• [Directions]:
Write out the entries below once more, exactly, with the pictures left out.

==============================

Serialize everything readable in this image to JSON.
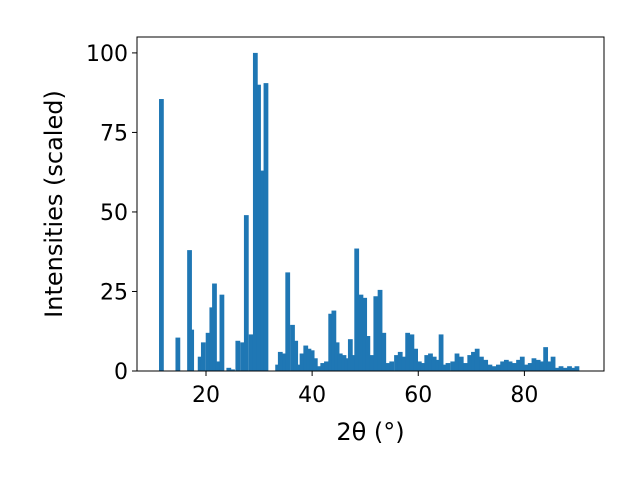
{
  "chart_data": {
    "type": "bar",
    "xlabel": "2θ (°)",
    "ylabel": "Intensities (scaled)",
    "xlim": [
      7,
      95
    ],
    "ylim": [
      0,
      105
    ],
    "x_ticks": [
      20,
      40,
      60,
      80
    ],
    "y_ticks": [
      0,
      25,
      50,
      75,
      100
    ],
    "grid": false,
    "bar_color": "#1f77b4",
    "bar_width": 0.9,
    "x": [
      11.6,
      14.7,
      16.9,
      17.3,
      18.9,
      19.5,
      20.4,
      21.1,
      21.6,
      22.3,
      23.0,
      24.3,
      25.0,
      26.0,
      26.9,
      27.6,
      28.5,
      29.3,
      29.9,
      30.7,
      31.3,
      33.5,
      34.0,
      34.8,
      35.4,
      36.3,
      36.9,
      37.5,
      38.1,
      38.8,
      39.4,
      40.0,
      40.6,
      41.3,
      42.0,
      42.7,
      43.5,
      44.1,
      44.7,
      45.3,
      46.0,
      46.6,
      47.2,
      47.8,
      48.4,
      49.2,
      49.9,
      50.5,
      51.2,
      52.0,
      52.8,
      53.5,
      54.3,
      55.0,
      55.9,
      56.6,
      57.3,
      58.0,
      58.8,
      59.5,
      60.2,
      60.9,
      61.6,
      62.3,
      63.0,
      63.7,
      64.3,
      64.9,
      65.6,
      66.5,
      67.3,
      68.1,
      68.9,
      69.7,
      70.4,
      71.1,
      71.9,
      72.7,
      73.5,
      74.3,
      75.1,
      75.9,
      76.6,
      77.3,
      78.1,
      78.9,
      79.6,
      80.4,
      81.1,
      81.8,
      82.6,
      83.3,
      84.0,
      84.7,
      85.4,
      86.1,
      86.9,
      87.7,
      88.5,
      89.2,
      89.9
    ],
    "values": [
      85.5,
      10.5,
      38,
      13,
      4.5,
      9,
      12,
      20,
      27.5,
      3,
      24,
      1,
      0.5,
      9.5,
      9,
      49,
      11.5,
      100,
      90,
      63,
      90.5,
      2,
      6,
      5.5,
      31,
      14.5,
      9.5,
      2,
      5.5,
      8,
      7,
      6.5,
      4,
      1.5,
      2.5,
      3,
      18,
      19,
      9,
      5.5,
      5,
      4,
      10,
      5,
      38.5,
      24,
      23,
      11,
      5,
      23.5,
      25.5,
      12,
      2.5,
      3,
      5,
      6,
      4.5,
      12,
      11.5,
      7,
      3,
      2.5,
      5,
      5.5,
      4.5,
      3.5,
      11.5,
      2,
      2.5,
      3,
      5.5,
      4.5,
      2.5,
      5,
      6,
      7,
      4.5,
      3.5,
      2,
      1.5,
      2,
      3,
      3.5,
      3,
      2.5,
      3.5,
      4.5,
      2,
      2.5,
      4,
      3.5,
      3,
      7.5,
      3,
      4.5,
      1,
      1.5,
      1,
      1.5,
      1,
      1.5
    ]
  }
}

==============================

• [Solution to this exercise]:
Serialize everything readable in this image to JSON.
{
  "chart_data": {
    "type": "bar",
    "xlabel": "2θ (°)",
    "ylabel": "Intensities (scaled)",
    "xlim": [
      7,
      95
    ],
    "ylim": [
      0,
      105
    ],
    "x_ticks": [
      20,
      40,
      60,
      80
    ],
    "y_ticks": [
      0,
      25,
      50,
      75,
      100
    ],
    "grid": false,
    "bar_color": "#1f77b4",
    "bar_width": 0.9,
    "x": [
      11.6,
      14.7,
      16.9,
      17.3,
      18.9,
      19.5,
      20.4,
      21.1,
      21.6,
      22.3,
      23.0,
      24.3,
      25.0,
      26.0,
      26.9,
      27.6,
      28.5,
      29.3,
      29.9,
      30.7,
      31.3,
      33.5,
      34.0,
      34.8,
      35.4,
      36.3,
      36.9,
      37.5,
      38.1,
      38.8,
      39.4,
      40.0,
      40.6,
      41.3,
      42.0,
      42.7,
      43.5,
      44.1,
      44.7,
      45.3,
      46.0,
      46.6,
      47.2,
      47.8,
      48.4,
      49.2,
      49.9,
      50.5,
      51.2,
      52.0,
      52.8,
      53.5,
      54.3,
      55.0,
      55.9,
      56.6,
      57.3,
      58.0,
      58.8,
      59.5,
      60.2,
      60.9,
      61.6,
      62.3,
      63.0,
      63.7,
      64.3,
      64.9,
      65.6,
      66.5,
      67.3,
      68.1,
      68.9,
      69.7,
      70.4,
      71.1,
      71.9,
      72.7,
      73.5,
      74.3,
      75.1,
      75.9,
      76.6,
      77.3,
      78.1,
      78.9,
      79.6,
      80.4,
      81.1,
      81.8,
      82.6,
      83.3,
      84.0,
      84.7,
      85.4,
      86.1,
      86.9,
      87.7,
      88.5,
      89.2,
      89.9
    ],
    "values": [
      85.5,
      10.5,
      38,
      13,
      4.5,
      9,
      12,
      20,
      27.5,
      3,
      24,
      1,
      0.5,
      9.5,
      9,
      49,
      11.5,
      100,
      90,
      63,
      90.5,
      2,
      6,
      5.5,
      31,
      14.5,
      9.5,
      2,
      5.5,
      8,
      7,
      6.5,
      4,
      1.5,
      2.5,
      3,
      18,
      19,
      9,
      5.5,
      5,
      4,
      10,
      5,
      38.5,
      24,
      23,
      11,
      5,
      23.5,
      25.5,
      12,
      2.5,
      3,
      5,
      6,
      4.5,
      12,
      11.5,
      7,
      3,
      2.5,
      5,
      5.5,
      4.5,
      3.5,
      11.5,
      2,
      2.5,
      3,
      5.5,
      4.5,
      2.5,
      5,
      6,
      7,
      4.5,
      3.5,
      2,
      1.5,
      2,
      3,
      3.5,
      3,
      2.5,
      3.5,
      4.5,
      2,
      2.5,
      4,
      3.5,
      3,
      7.5,
      3,
      4.5,
      1,
      1.5,
      1,
      1.5,
      1,
      1.5
    ]
  }
}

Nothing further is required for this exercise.